Work out how many lines hold the string "color". Give that number and nothing more.
— START Records for the task —
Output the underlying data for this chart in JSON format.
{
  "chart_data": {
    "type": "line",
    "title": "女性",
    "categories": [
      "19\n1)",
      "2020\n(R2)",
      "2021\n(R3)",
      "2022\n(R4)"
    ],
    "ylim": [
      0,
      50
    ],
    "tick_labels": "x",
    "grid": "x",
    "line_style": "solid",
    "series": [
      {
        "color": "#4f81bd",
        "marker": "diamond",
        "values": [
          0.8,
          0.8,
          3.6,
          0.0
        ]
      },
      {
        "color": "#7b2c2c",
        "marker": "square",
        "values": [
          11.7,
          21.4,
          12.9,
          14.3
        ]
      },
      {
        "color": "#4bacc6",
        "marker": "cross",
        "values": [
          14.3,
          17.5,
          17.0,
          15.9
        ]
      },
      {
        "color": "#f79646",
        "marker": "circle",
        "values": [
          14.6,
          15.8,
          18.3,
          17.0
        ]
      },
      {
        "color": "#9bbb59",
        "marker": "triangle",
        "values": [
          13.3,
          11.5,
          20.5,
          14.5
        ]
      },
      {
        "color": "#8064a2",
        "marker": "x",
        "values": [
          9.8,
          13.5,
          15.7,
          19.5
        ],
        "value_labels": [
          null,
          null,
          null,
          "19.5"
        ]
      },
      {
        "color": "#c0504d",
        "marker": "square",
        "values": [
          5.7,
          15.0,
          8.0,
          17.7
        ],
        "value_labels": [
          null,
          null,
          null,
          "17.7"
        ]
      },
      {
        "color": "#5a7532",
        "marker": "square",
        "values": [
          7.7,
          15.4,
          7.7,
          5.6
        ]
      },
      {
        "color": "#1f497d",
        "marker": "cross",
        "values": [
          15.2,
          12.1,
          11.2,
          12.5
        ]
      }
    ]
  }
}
— END Records for the task —
Response to this task: 9